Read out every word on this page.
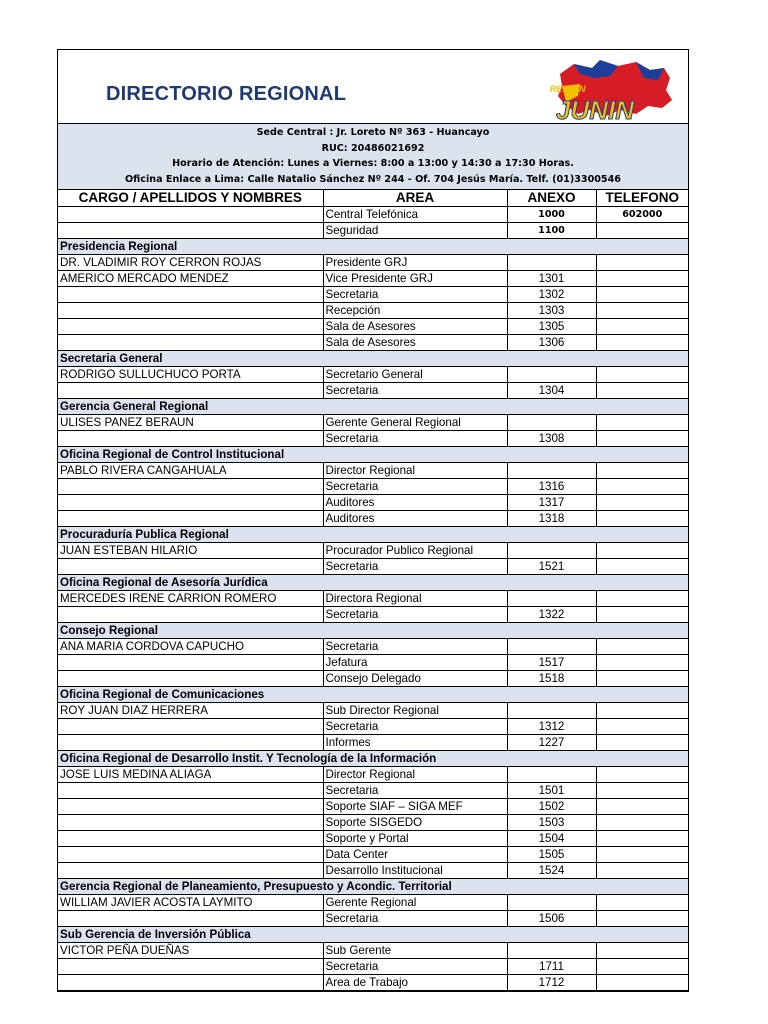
DIRECTORIO REGIONAL	REGION
JUNIN
Sede Central : Jr. Loreto Nº 363 - Huancayo
RUC: 20486021692
Horario de Atención: Lunes a Viernes: 8:00 a 13:00 y 14:30 a 17:30 Horas.
Oficina Enlace a Lima: Calle Natalio Sánchez Nº 244 - Of. 704 Jesús María. Telf. (01)3300546
CARGO / APELLIDOS Y NOMBRES	AREA	ANEXO	TELEFONO
	Central Telefónica	1000	602000
	Seguridad	1100	
Presidencia Regional			
DR. VLADIMIR ROY CERRON ROJAS	Presidente GRJ		
AMERICO MERCADO MENDEZ	Vice Presidente GRJ	1301	
	Secretaria	1302	
	Recepción	1303	
	Sala de Asesores	1305	
	Sala de Asesores	1306	
Secretaria General			
RODRIGO SULLUCHUCO PORTA	Secretario General		
	Secretaria	1304	
Gerencia General Regional			
ULISES PANEZ BERAUN	Gerente General Regional		
	Secretaria	1308	
Oficina Regional de Control Institucional			
PABLO RIVERA CANGAHUALA	Director Regional		
	Secretaria	1316	
	Auditores	1317	
	Auditores	1318	
Procuraduría Publica Regional			
JUAN ESTEBAN HILARIO	Procurador Publico Regional		
	Secretaria	1521	
Oficina Regional de Asesoría Jurídica			
MERCEDES IRENE CARRION ROMERO	Directora Regional		
	Secretaria	1322	
Consejo Regional			
ANA MARIA CORDOVA CAPUCHO	Secretaria		
	Jefatura	1517	
	Consejo Delegado	1518	
Oficina Regional de Comunicaciones			
ROY JUAN DIAZ HERRERA	Sub Director Regional		
	Secretaria	1312	
	Informes	1227	
Oficina Regional de Desarrollo Instit. Y Tecnología de la Información			
JOSE LUIS MEDINA ALIAGA	Director Regional		
	Secretaria	1501	
	Soporte SIAF – SIGA MEF	1502	
	Soporte SISGEDO	1503	
	Soporte y Portal	1504	
	Data Center	1505	
	Desarrollo Institucional	1524	
Gerencia Regional de Planeamiento, Presupuesto y Acondic. Territorial			
WILLIAM JAVIER ACOSTA LAYMITO	Gerente Regional		
	Secretaria	1506	
Sub Gerencia de Inversión Pública			
VICTOR PEÑA DUEÑAS	Sub Gerente		
	Secretaria	1711	
	Area de Trabajo	1712	
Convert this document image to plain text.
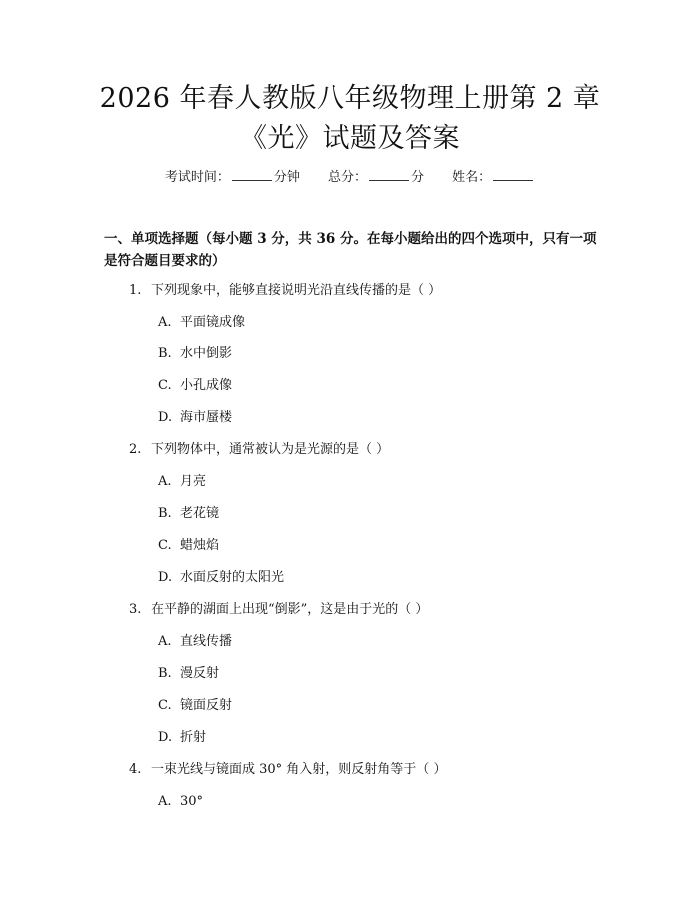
2026 年春人教版八年级物理上册第 2 章
《光》试题及答案
考试时间：	分钟 总分：	分 姓名：
一、单项选择题（每小题 3 分，共 36 分。在每小题给出的四个选项中，只有一项是符合题目要求的）
1. 下列现象中，能够直接说明光沿直线传播的是（ ）
A. 平面镜成像
B. 水中倒影
C. 小孔成像
D. 海市蜃楼
2. 下列物体中，通常被认为是光源的是（ ）
A. 月亮
B. 老花镜
C. 蜡烛焰
D. 水面反射的太阳光
3. 在平静的湖面上出现“倒影”，这是由于光的（ ）
A. 直线传播
B. 漫反射
C. 镜面反射
D. 折射
4. 一束光线与镜面成 30° 角入射，则反射角等于（ ）
A. 30°
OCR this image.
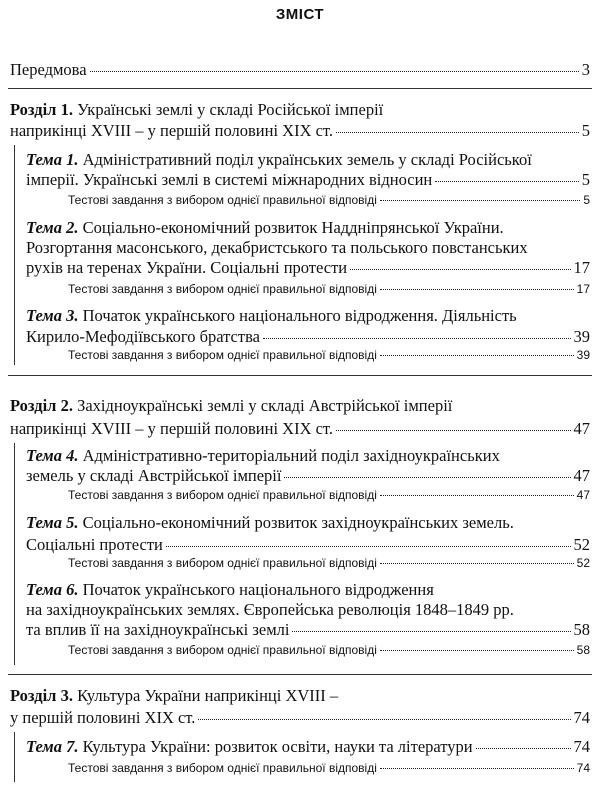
ЗМІСТ
Передмова	3
Розділ 1. Українські землі у складі Російської імперії
наприкінці XVIII – у першій половині XIX ст.	5
Тема 1. Адміністративний поділ українських земель у складі Російської
імперії. Українські землі в системі міжнародних відносин	5
Тестові завдання з вибором однієї правильної відповіді	5
Тема 2. Соціально-економічний розвиток Наддніпрянської України.
Розгортання масонського, декабристського та польського повстанських
рухів на теренах України. Соціальні протести	17
Тестові завдання з вибором однієї правильної відповіді	17
Тема 3. Початок українського національного відродження. Діяльність
Кирило-Мефодіївського братства	39
Тестові завдання з вибором однієї правильної відповіді	39
Розділ 2. Західноукраїнські землі у складі Австрійської імперії
наприкінці XVIII – у першій половині XIX ст.	47
Тема 4. Адміністративно-територіальний поділ західноукраїнських
земель у складі Австрійської імперії	47
Тестові завдання з вибором однієї правильної відповіді	47
Тема 5. Соціально-економічний розвиток західноукраїнських земель.
Соціальні протести	52
Тестові завдання з вибором однієї правильної відповіді	52
Тема 6. Початок українського національного відродження
на західноукраїнських землях. Європейська революція 1848–1849 рр.
та вплив її на західноукраїнські землі	58
Тестові завдання з вибором однієї правильної відповіді	58
Розділ 3. Культура України наприкінці XVIII –
у першій половині XIX ст.	74
Тема 7. Культура України: розвиток освіти, науки та літератури	74
Тестові завдання з вибором однієї правильної відповіді	74
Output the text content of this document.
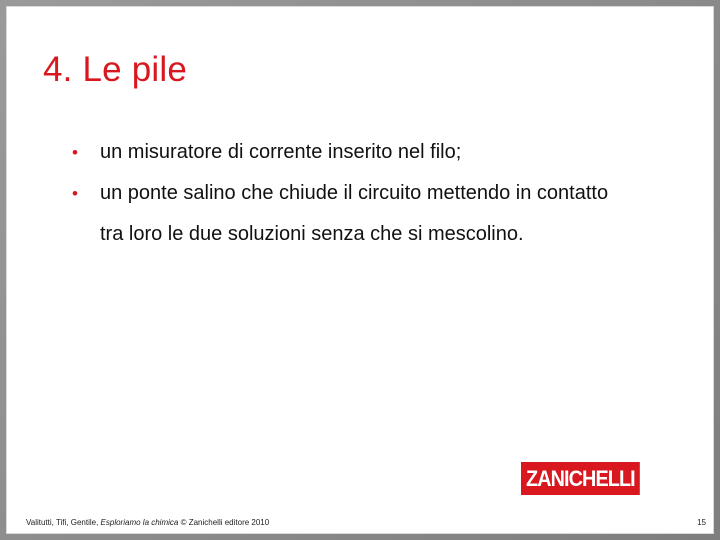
4. Le pile
• un misuratore di corrente inserito nel filo;
• un ponte salino che chiude il circuito mettendo in contatto tra loro le due soluzioni senza che si mescolino.
ZANICHELLI
Valitutti, Tifi, Gentile, Esploriamo la chimica © Zanichelli editore 2010	15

--

INSTRUCTIONS FOR THE TASK: Locate the word "поділ" in the entries, and copy every line where it is found.

TASK SOLUTION:
Тема 1. Адміністративний поділ українських земель у складі Російської
Тема 4. Адміністративно-територіальний поділ західноукраїнських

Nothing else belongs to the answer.